● **STATED TASK**
Reply with one number: the count of lines in the records below that hold "page".

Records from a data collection
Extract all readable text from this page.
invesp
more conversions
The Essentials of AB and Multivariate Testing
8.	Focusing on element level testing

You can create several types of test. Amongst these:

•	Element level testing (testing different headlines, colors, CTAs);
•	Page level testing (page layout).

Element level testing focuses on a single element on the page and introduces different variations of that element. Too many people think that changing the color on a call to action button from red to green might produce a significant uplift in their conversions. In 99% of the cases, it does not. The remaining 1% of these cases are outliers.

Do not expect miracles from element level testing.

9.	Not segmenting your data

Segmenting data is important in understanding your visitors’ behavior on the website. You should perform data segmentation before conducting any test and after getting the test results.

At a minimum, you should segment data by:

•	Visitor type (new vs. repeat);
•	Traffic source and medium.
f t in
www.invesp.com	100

● **RESPONSE TO THIS EXERCISE**
3